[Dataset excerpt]

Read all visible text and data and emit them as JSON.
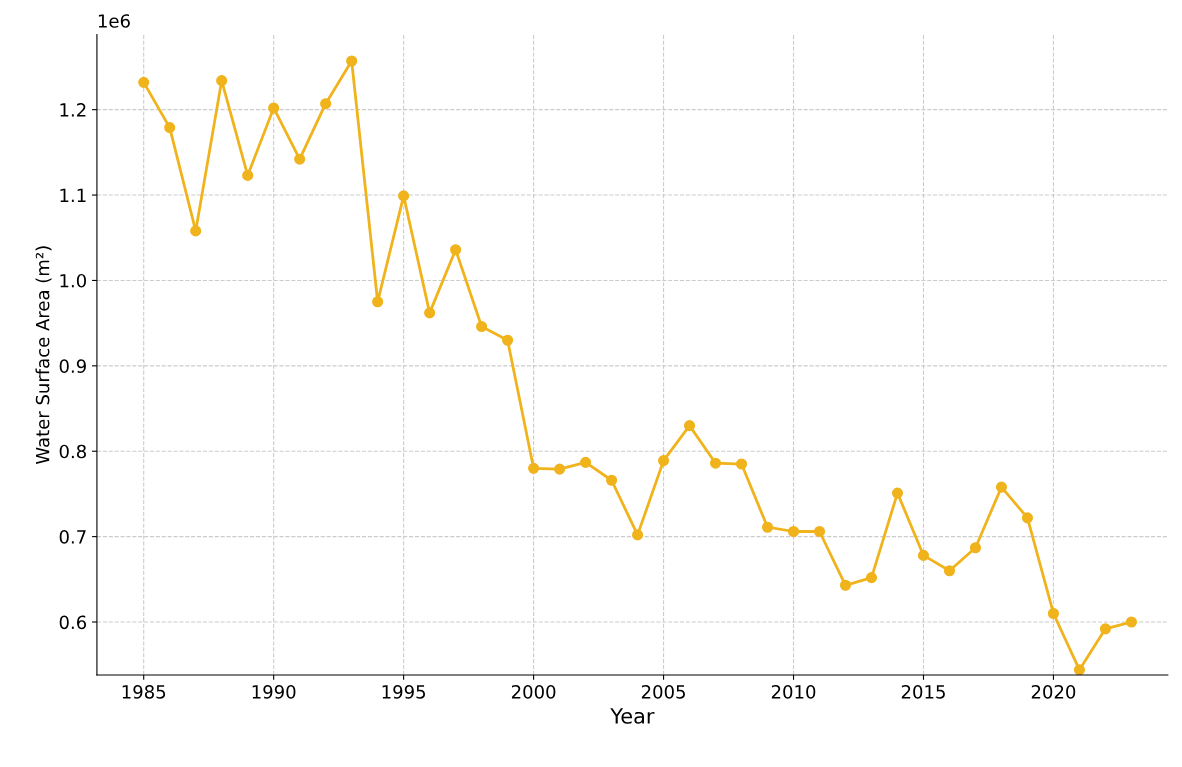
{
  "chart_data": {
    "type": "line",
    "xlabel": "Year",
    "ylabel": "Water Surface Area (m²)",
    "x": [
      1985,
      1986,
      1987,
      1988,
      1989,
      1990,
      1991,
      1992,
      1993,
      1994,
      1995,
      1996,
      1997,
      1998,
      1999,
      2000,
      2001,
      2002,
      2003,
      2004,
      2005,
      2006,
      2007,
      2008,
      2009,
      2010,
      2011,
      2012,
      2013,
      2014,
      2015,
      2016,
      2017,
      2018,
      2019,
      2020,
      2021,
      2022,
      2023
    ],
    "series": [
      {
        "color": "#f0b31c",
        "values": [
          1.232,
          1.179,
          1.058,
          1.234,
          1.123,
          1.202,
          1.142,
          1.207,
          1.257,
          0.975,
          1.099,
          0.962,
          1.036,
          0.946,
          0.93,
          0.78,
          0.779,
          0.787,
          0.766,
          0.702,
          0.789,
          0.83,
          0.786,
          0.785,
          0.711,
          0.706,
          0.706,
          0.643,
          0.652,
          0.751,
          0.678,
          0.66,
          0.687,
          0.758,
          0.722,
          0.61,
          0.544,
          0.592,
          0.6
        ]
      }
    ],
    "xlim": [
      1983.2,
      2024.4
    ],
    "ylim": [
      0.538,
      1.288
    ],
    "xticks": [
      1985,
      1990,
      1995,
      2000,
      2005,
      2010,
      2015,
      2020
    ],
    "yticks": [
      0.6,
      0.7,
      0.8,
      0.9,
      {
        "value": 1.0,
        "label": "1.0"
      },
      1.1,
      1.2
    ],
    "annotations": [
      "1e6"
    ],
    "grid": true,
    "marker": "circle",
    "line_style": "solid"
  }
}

• _Description of the task_
Transcribe each line above verbatim, with the pictures left out.

• _Exercise answer_
Read all visible text and data and emit them as JSON.
{
  "chart_data": {
    "type": "line",
    "xlabel": "Year",
    "ylabel": "Water Surface Area (m²)",
    "x": [
      1985,
      1986,
      1987,
      1988,
      1989,
      1990,
      1991,
      1992,
      1993,
      1994,
      1995,
      1996,
      1997,
      1998,
      1999,
      2000,
      2001,
      2002,
      2003,
      2004,
      2005,
      2006,
      2007,
      2008,
      2009,
      2010,
      2011,
      2012,
      2013,
      2014,
      2015,
      2016,
      2017,
      2018,
      2019,
      2020,
      2021,
      2022,
      2023
    ],
    "series": [
      {
        "color": "#f0b31c",
        "values": [
          1.232,
          1.179,
          1.058,
          1.234,
          1.123,
          1.202,
          1.142,
          1.207,
          1.257,
          0.975,
          1.099,
          0.962,
          1.036,
          0.946,
          0.93,
          0.78,
          0.779,
          0.787,
          0.766,
          0.702,
          0.789,
          0.83,
          0.786,
          0.785,
          0.711,
          0.706,
          0.706,
          0.643,
          0.652,
          0.751,
          0.678,
          0.66,
          0.687,
          0.758,
          0.722,
          0.61,
          0.544,
          0.592,
          0.6
        ]
      }
    ],
    "xlim": [
      1983.2,
      2024.4
    ],
    "ylim": [
      0.538,
      1.288
    ],
    "xticks": [
      1985,
      1990,
      1995,
      2000,
      2005,
      2010,
      2015,
      2020
    ],
    "yticks": [
      0.6,
      0.7,
      0.8,
      0.9,
      {
        "value": 1.0,
        "label": "1.0"
      },
      1.1,
      1.2
    ],
    "annotations": [
      "1e6"
    ],
    "grid": true,
    "marker": "circle",
    "line_style": "solid"
  }
}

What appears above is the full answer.